→ What to work on
Write out the full listing exactly as given, minus the images.

→ Data rows

"""

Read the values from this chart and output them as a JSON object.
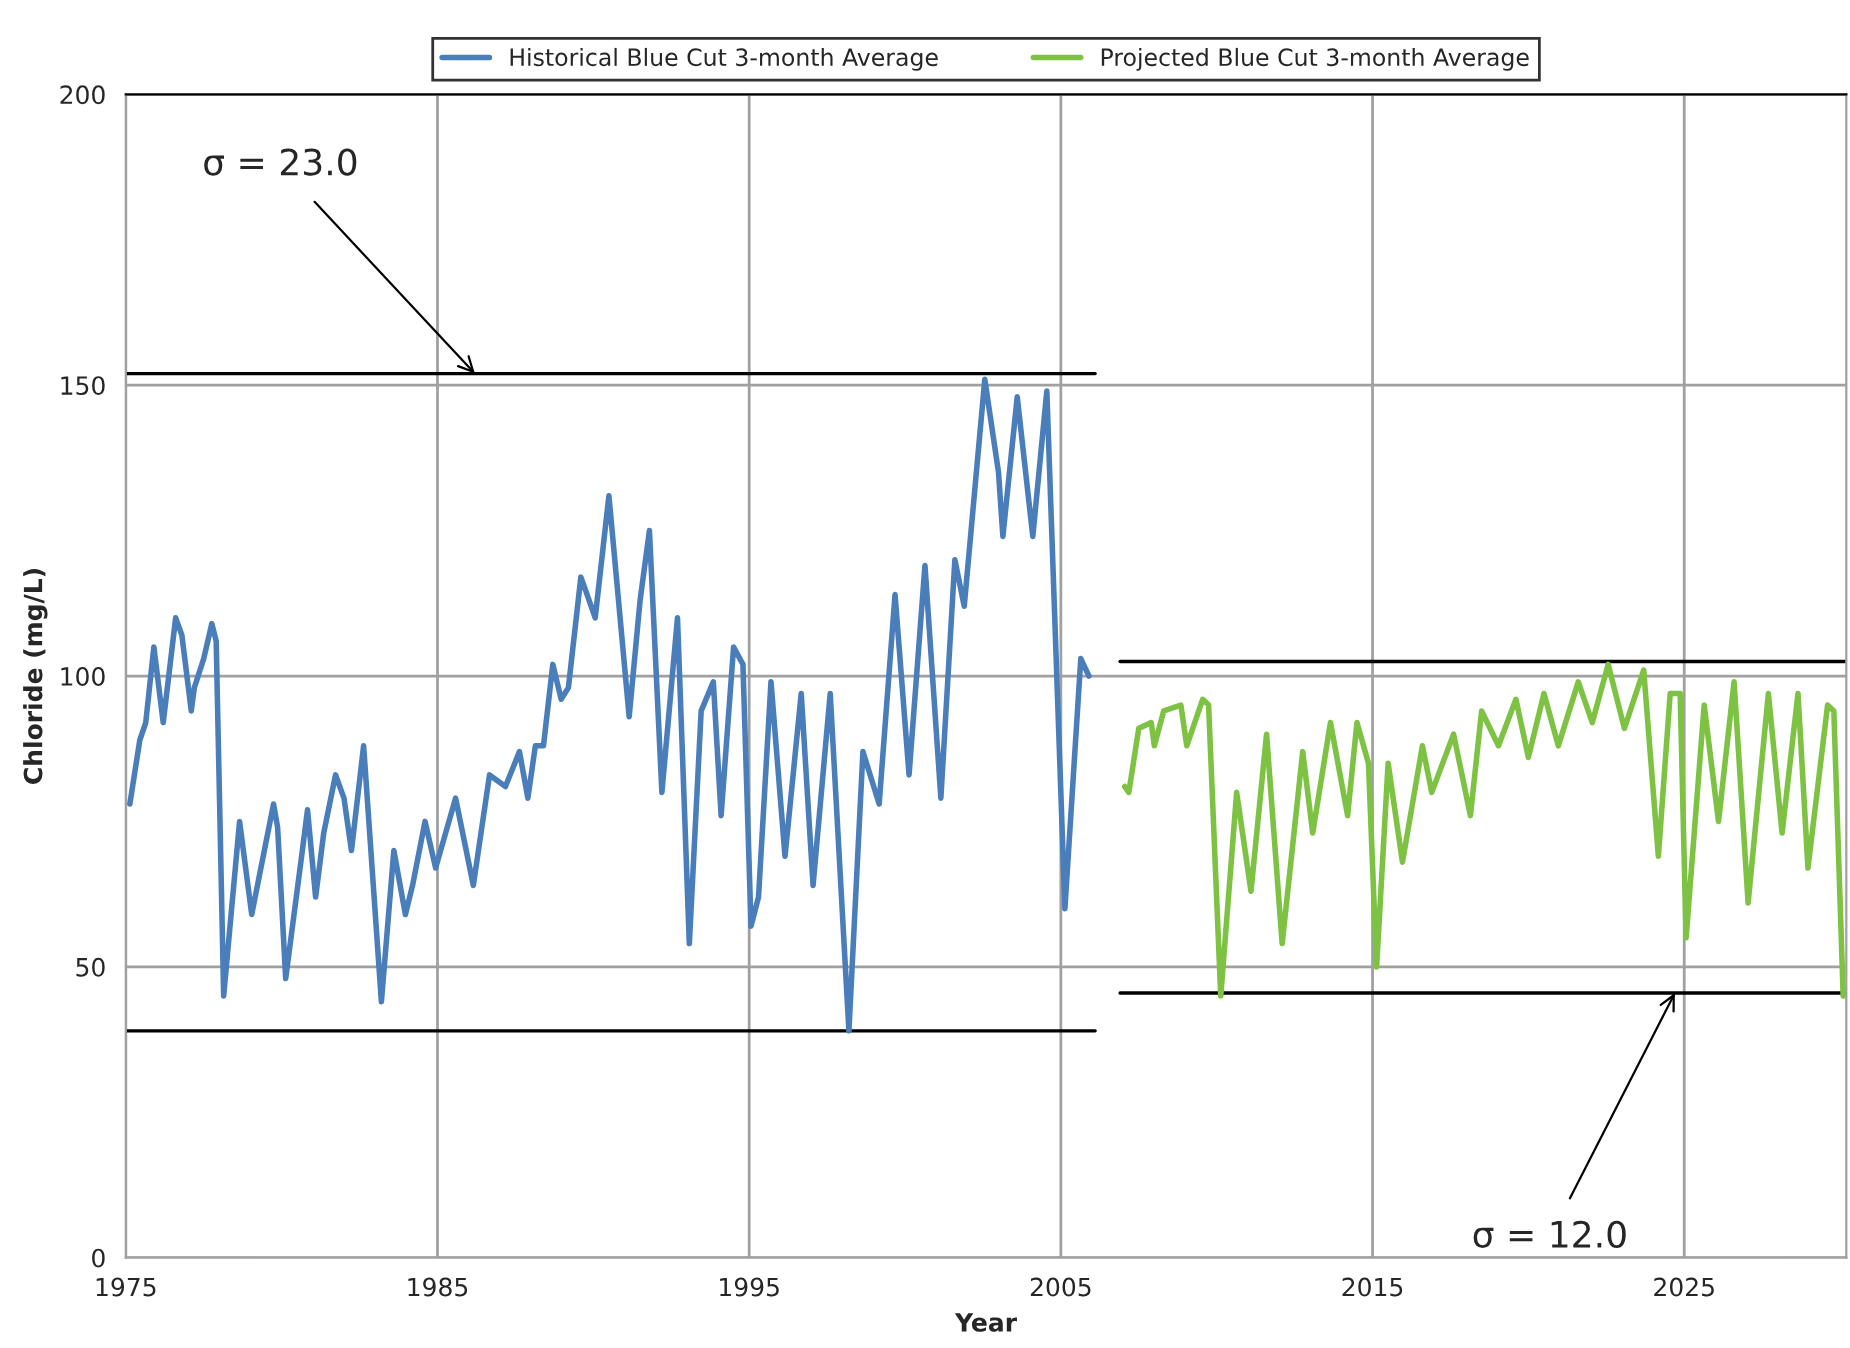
{
  "chart_data": {
    "type": "line",
    "xlabel": "Year",
    "ylabel": "Chloride (mg/L)",
    "xlim": [
      1975,
      2030.2
    ],
    "xticks": [
      1975,
      1985,
      1995,
      2005,
      2015,
      2025
    ],
    "ylim": [
      0,
      200
    ],
    "yticks": [
      0,
      50,
      100,
      150,
      200
    ],
    "grid": true,
    "legend": "top",
    "marker": "none",
    "line_style": "solid",
    "series": [
      {
        "name": "Historical Blue Cut 3-month Average",
        "color": "#4a7ebb",
        "x": [
          1975.13,
          1975.45,
          1975.64,
          1975.9,
          1976.2,
          1976.6,
          1976.8,
          1977.1,
          1977.2,
          1977.5,
          1977.76,
          1977.9,
          1978.14,
          1978.65,
          1979.04,
          1979.74,
          1979.87,
          1980.13,
          1980.64,
          1980.83,
          1981.09,
          1981.35,
          1981.73,
          1982.0,
          1982.24,
          1982.63,
          1983.2,
          1983.6,
          1983.97,
          1984.2,
          1984.6,
          1984.94,
          1985.58,
          1986.15,
          1986.67,
          1987.18,
          1987.63,
          1987.9,
          1988.14,
          1988.4,
          1988.7,
          1988.97,
          1989.2,
          1989.6,
          1989.8,
          1990.06,
          1990.5,
          1991.15,
          1991.5,
          1991.8,
          1992.2,
          1992.7,
          1993.08,
          1993.46,
          1993.85,
          1994.1,
          1994.5,
          1994.8,
          1995.06,
          1995.3,
          1995.7,
          1996.15,
          1996.67,
          1997.05,
          1997.6,
          1998.2,
          1998.65,
          1999.17,
          1999.68,
          2000.13,
          2000.64,
          2001.15,
          2001.6,
          2001.9,
          2002.56,
          2003.0,
          2003.14,
          2003.6,
          2004.1,
          2004.55,
          2005.13,
          2005.64,
          2005.9
        ],
        "values": [
          78,
          89,
          92,
          105,
          92,
          110,
          107,
          94,
          98,
          103,
          109,
          106,
          45,
          75,
          59,
          78,
          74,
          48,
          69,
          77,
          62,
          73,
          83,
          79,
          70,
          88,
          44,
          70,
          59,
          64,
          75,
          67,
          79,
          64,
          83,
          81,
          87,
          79,
          88,
          88,
          102,
          96,
          98,
          117,
          114,
          110,
          131,
          93,
          113,
          125,
          80,
          110,
          54,
          94,
          99,
          76,
          105,
          102,
          57,
          62,
          99,
          69,
          97,
          64,
          97,
          39,
          87,
          78,
          114,
          83,
          119,
          79,
          120,
          112,
          151,
          135,
          124,
          148,
          124,
          149,
          60,
          103,
          100
        ]
      },
      {
        "name": "Projected Blue Cut 3-month Average",
        "color": "#7dc242",
        "x": [
          2007.05,
          2007.18,
          2007.5,
          2007.9,
          2008.0,
          2008.3,
          2008.85,
          2009.04,
          2009.55,
          2009.74,
          2010.13,
          2010.64,
          2011.1,
          2011.6,
          2012.1,
          2012.76,
          2013.08,
          2013.65,
          2014.2,
          2014.5,
          2014.87,
          2015.13,
          2015.5,
          2015.96,
          2016.6,
          2016.9,
          2017.6,
          2018.14,
          2018.5,
          2019.04,
          2019.6,
          2020.0,
          2020.5,
          2020.96,
          2021.6,
          2022.05,
          2022.56,
          2023.08,
          2023.7,
          2024.17,
          2024.55,
          2024.87,
          2025.06,
          2025.64,
          2026.1,
          2026.6,
          2027.05,
          2027.7,
          2028.14,
          2028.65,
          2028.97,
          2029.6,
          2029.8,
          2030.1
        ],
        "values": [
          81,
          80,
          91,
          92,
          88,
          94,
          95,
          88,
          96,
          95,
          45,
          80,
          63,
          90,
          54,
          87,
          73,
          92,
          76,
          92,
          85,
          50,
          85,
          68,
          88,
          80,
          90,
          76,
          94,
          88,
          96,
          86,
          97,
          88,
          99,
          92,
          102,
          91,
          101,
          69,
          97,
          97,
          55,
          95,
          75,
          99,
          61,
          97,
          73,
          97,
          67,
          95,
          94,
          45
        ]
      },
      {
        "color": "#000000",
        "x": [
          1975,
          2006.1
        ],
        "values": [
          152,
          152
        ]
      },
      {
        "color": "#000000",
        "x": [
          1975,
          2006.1
        ],
        "values": [
          39,
          39
        ]
      },
      {
        "color": "#000000",
        "x": [
          2006.9,
          2030.2
        ],
        "values": [
          102.5,
          102.5
        ]
      },
      {
        "color": "#000000",
        "x": [
          2006.9,
          2030.2
        ],
        "values": [
          45.5,
          45.5
        ]
      }
    ],
    "annotations": [
      {
        "text": "σ = 23.0",
        "x": 1986.2,
        "y": 152
      },
      {
        "text": "σ = 12.0",
        "x": 2024.7,
        "y": 45.5
      }
    ]
  }
}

"""

→ Completed task
Read the values from this chart and output them as a JSON object.
{
  "chart_data": {
    "type": "line",
    "xlabel": "Year",
    "ylabel": "Chloride (mg/L)",
    "xlim": [
      1975,
      2030.2
    ],
    "xticks": [
      1975,
      1985,
      1995,
      2005,
      2015,
      2025
    ],
    "ylim": [
      0,
      200
    ],
    "yticks": [
      0,
      50,
      100,
      150,
      200
    ],
    "grid": true,
    "legend": "top",
    "marker": "none",
    "line_style": "solid",
    "series": [
      {
        "name": "Historical Blue Cut 3-month Average",
        "color": "#4a7ebb",
        "x": [
          1975.13,
          1975.45,
          1975.64,
          1975.9,
          1976.2,
          1976.6,
          1976.8,
          1977.1,
          1977.2,
          1977.5,
          1977.76,
          1977.9,
          1978.14,
          1978.65,
          1979.04,
          1979.74,
          1979.87,
          1980.13,
          1980.64,
          1980.83,
          1981.09,
          1981.35,
          1981.73,
          1982.0,
          1982.24,
          1982.63,
          1983.2,
          1983.6,
          1983.97,
          1984.2,
          1984.6,
          1984.94,
          1985.58,
          1986.15,
          1986.67,
          1987.18,
          1987.63,
          1987.9,
          1988.14,
          1988.4,
          1988.7,
          1988.97,
          1989.2,
          1989.6,
          1989.8,
          1990.06,
          1990.5,
          1991.15,
          1991.5,
          1991.8,
          1992.2,
          1992.7,
          1993.08,
          1993.46,
          1993.85,
          1994.1,
          1994.5,
          1994.8,
          1995.06,
          1995.3,
          1995.7,
          1996.15,
          1996.67,
          1997.05,
          1997.6,
          1998.2,
          1998.65,
          1999.17,
          1999.68,
          2000.13,
          2000.64,
          2001.15,
          2001.6,
          2001.9,
          2002.56,
          2003.0,
          2003.14,
          2003.6,
          2004.1,
          2004.55,
          2005.13,
          2005.64,
          2005.9
        ],
        "values": [
          78,
          89,
          92,
          105,
          92,
          110,
          107,
          94,
          98,
          103,
          109,
          106,
          45,
          75,
          59,
          78,
          74,
          48,
          69,
          77,
          62,
          73,
          83,
          79,
          70,
          88,
          44,
          70,
          59,
          64,
          75,
          67,
          79,
          64,
          83,
          81,
          87,
          79,
          88,
          88,
          102,
          96,
          98,
          117,
          114,
          110,
          131,
          93,
          113,
          125,
          80,
          110,
          54,
          94,
          99,
          76,
          105,
          102,
          57,
          62,
          99,
          69,
          97,
          64,
          97,
          39,
          87,
          78,
          114,
          83,
          119,
          79,
          120,
          112,
          151,
          135,
          124,
          148,
          124,
          149,
          60,
          103,
          100
        ]
      },
      {
        "name": "Projected Blue Cut 3-month Average",
        "color": "#7dc242",
        "x": [
          2007.05,
          2007.18,
          2007.5,
          2007.9,
          2008.0,
          2008.3,
          2008.85,
          2009.04,
          2009.55,
          2009.74,
          2010.13,
          2010.64,
          2011.1,
          2011.6,
          2012.1,
          2012.76,
          2013.08,
          2013.65,
          2014.2,
          2014.5,
          2014.87,
          2015.13,
          2015.5,
          2015.96,
          2016.6,
          2016.9,
          2017.6,
          2018.14,
          2018.5,
          2019.04,
          2019.6,
          2020.0,
          2020.5,
          2020.96,
          2021.6,
          2022.05,
          2022.56,
          2023.08,
          2023.7,
          2024.17,
          2024.55,
          2024.87,
          2025.06,
          2025.64,
          2026.1,
          2026.6,
          2027.05,
          2027.7,
          2028.14,
          2028.65,
          2028.97,
          2029.6,
          2029.8,
          2030.1
        ],
        "values": [
          81,
          80,
          91,
          92,
          88,
          94,
          95,
          88,
          96,
          95,
          45,
          80,
          63,
          90,
          54,
          87,
          73,
          92,
          76,
          92,
          85,
          50,
          85,
          68,
          88,
          80,
          90,
          76,
          94,
          88,
          96,
          86,
          97,
          88,
          99,
          92,
          102,
          91,
          101,
          69,
          97,
          97,
          55,
          95,
          75,
          99,
          61,
          97,
          73,
          97,
          67,
          95,
          94,
          45
        ]
      },
      {
        "color": "#000000",
        "x": [
          1975,
          2006.1
        ],
        "values": [
          152,
          152
        ]
      },
      {
        "color": "#000000",
        "x": [
          1975,
          2006.1
        ],
        "values": [
          39,
          39
        ]
      },
      {
        "color": "#000000",
        "x": [
          2006.9,
          2030.2
        ],
        "values": [
          102.5,
          102.5
        ]
      },
      {
        "color": "#000000",
        "x": [
          2006.9,
          2030.2
        ],
        "values": [
          45.5,
          45.5
        ]
      }
    ],
    "annotations": [
      {
        "text": "σ = 23.0",
        "x": 1986.2,
        "y": 152
      },
      {
        "text": "σ = 12.0",
        "x": 2024.7,
        "y": 45.5
      }
    ]
  }
}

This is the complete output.